(Stored items)
+ + + + + + +

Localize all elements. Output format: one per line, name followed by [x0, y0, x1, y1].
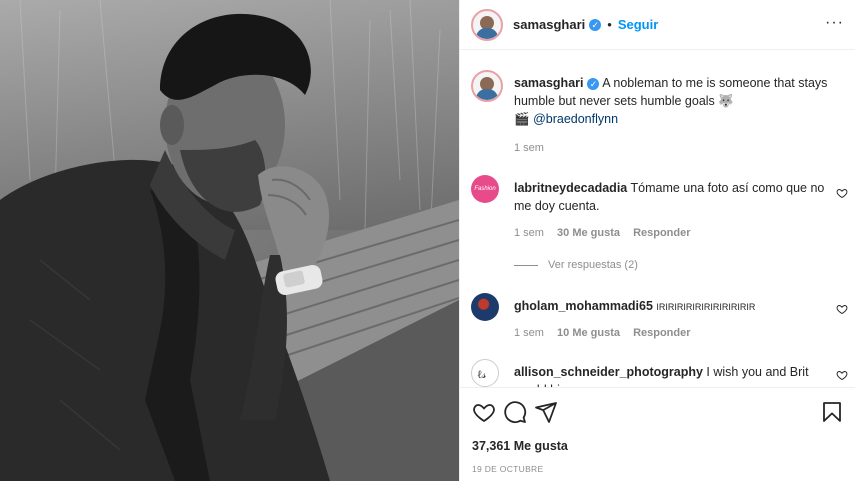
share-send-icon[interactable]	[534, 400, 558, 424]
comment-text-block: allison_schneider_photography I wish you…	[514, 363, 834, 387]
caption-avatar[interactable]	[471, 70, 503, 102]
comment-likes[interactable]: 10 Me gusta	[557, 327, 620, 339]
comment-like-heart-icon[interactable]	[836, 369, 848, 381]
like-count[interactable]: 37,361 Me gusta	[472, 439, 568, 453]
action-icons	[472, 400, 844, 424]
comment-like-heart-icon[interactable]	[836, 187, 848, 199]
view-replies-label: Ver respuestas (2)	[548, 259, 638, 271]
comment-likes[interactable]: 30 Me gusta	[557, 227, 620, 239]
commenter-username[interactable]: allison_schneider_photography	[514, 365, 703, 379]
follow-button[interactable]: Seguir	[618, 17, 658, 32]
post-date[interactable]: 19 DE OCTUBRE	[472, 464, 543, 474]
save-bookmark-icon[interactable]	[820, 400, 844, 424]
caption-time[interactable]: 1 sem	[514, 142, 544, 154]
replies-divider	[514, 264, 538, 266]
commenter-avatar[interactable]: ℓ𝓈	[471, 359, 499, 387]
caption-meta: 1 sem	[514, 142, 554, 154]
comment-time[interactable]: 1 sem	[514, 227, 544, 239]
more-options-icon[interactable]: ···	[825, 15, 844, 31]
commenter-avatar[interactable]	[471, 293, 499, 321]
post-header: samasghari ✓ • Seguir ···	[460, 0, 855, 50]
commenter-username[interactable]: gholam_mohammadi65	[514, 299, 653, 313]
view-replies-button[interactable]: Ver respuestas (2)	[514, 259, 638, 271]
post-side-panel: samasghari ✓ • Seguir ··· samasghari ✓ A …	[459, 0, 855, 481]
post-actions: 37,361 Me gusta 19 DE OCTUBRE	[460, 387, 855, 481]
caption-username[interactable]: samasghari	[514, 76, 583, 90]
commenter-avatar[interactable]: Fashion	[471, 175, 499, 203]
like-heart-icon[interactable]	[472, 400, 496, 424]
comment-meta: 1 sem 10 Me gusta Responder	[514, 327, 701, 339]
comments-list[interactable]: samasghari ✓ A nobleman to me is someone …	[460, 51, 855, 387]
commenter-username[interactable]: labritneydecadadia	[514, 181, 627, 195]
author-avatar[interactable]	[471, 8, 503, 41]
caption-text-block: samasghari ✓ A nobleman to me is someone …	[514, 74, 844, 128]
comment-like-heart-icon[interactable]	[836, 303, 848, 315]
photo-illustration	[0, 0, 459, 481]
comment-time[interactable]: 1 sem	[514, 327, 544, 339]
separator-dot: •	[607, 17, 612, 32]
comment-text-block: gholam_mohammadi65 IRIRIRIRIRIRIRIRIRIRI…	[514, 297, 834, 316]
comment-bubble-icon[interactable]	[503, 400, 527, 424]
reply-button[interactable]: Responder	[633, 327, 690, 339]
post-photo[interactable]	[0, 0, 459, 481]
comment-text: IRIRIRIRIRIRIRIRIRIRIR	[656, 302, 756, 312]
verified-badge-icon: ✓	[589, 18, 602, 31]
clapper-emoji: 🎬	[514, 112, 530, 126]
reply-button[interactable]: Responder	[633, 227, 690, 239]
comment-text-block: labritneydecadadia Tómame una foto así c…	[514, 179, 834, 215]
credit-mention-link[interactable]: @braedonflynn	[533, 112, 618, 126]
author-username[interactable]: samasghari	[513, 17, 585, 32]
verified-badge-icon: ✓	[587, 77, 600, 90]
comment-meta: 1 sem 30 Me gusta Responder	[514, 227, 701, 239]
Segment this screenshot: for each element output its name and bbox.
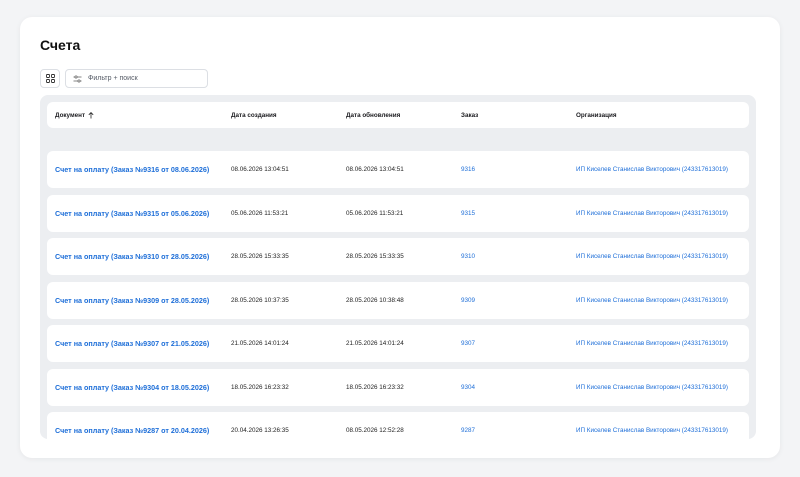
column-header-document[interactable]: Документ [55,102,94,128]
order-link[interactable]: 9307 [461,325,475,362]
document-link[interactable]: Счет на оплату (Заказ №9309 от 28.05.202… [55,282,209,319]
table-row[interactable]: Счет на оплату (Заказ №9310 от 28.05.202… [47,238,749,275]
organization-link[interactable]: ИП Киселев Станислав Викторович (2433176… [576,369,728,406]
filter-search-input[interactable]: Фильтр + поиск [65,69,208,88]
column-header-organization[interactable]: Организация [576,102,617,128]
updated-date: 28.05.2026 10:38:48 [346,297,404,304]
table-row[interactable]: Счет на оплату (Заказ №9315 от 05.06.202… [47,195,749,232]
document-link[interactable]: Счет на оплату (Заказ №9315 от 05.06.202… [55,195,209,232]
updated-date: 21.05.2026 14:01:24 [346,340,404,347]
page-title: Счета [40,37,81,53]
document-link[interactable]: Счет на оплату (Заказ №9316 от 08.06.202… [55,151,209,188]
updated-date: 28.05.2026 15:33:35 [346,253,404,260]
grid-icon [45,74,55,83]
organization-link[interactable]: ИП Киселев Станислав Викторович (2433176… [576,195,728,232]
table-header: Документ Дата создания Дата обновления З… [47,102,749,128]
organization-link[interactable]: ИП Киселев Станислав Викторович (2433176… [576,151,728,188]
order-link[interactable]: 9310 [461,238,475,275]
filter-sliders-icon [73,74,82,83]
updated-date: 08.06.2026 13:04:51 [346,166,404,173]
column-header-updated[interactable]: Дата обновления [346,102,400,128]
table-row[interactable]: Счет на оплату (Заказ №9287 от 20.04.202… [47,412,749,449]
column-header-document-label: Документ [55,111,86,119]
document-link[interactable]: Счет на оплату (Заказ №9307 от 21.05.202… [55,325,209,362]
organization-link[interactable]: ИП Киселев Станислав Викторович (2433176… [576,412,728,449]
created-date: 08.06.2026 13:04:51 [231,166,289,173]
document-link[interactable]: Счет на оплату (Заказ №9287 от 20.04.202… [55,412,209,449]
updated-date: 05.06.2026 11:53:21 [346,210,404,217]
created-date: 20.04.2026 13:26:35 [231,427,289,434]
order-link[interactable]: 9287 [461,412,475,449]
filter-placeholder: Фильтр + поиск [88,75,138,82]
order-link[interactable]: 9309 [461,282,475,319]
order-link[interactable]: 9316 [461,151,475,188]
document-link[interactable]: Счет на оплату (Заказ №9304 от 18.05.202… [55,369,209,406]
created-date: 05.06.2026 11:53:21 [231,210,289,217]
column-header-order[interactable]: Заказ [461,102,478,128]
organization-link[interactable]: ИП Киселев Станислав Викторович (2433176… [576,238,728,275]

+ + + + + + +

Give the lines starting at the one containing "column-header-document[interactable]: Документ [55,102,94,128]" and ending at the one containing "order-link[interactable]: 9310 [461,238,475,275]", both included, as a JSON list of strings, one string per line, with any blank lines omitted.

[
  "column-header-document[interactable]: Документ [55,102,94,128]",
  "order-link[interactable]: 9307 [461,325,475,362]",
  "document-link[interactable]: Счет на оплату (Заказ №9309 от 28.05.202… [55,282,209,319]",
  "table-row[interactable]: Счет на оплату (Заказ №9310 от 28.05.202… [47,238,749,275]",
  "organization-link[interactable]: ИП Киселев Станислав Викторович (2433176… [576,369,728,406]",
  "filter-search-input[interactable]: Фильтр + поиск [65,69,208,88]",
  "column-header-organization[interactable]: Организация [576,102,617,128]",
  "updated-date: 28.05.2026 10:38:48 [346,297,404,304]",
  "table-row[interactable]: Счет на оплату (Заказ №9315 от 05.06.202… [47,195,749,232]",
  "document-link[interactable]: Счет на оплату (Заказ №9315 от 05.06.202… [55,195,209,232]",
  "updated-date: 21.05.2026 14:01:24 [346,340,404,347]",
  "page-title: Счета [40,37,81,53]",
  "document-link[interactable]: Счет на оплату (Заказ №9316 от 08.06.202… [55,151,209,188]",
  "updated-date: 28.05.2026 15:33:35 [346,253,404,260]",
  "grid-icon [45,74,55,83]",
  "organization-link[interactable]: ИП Киселев Станислав Викторович (2433176… [576,195,728,232]",
  "table-header: Документ Дата создания Дата обновления З… [47,102,749,128]",
  "organization-link[interactable]: ИП Киселев Станислав Викторович (2433176… [576,151,728,188]",
  "order-link[interactable]: 9310 [461,238,475,275]"
]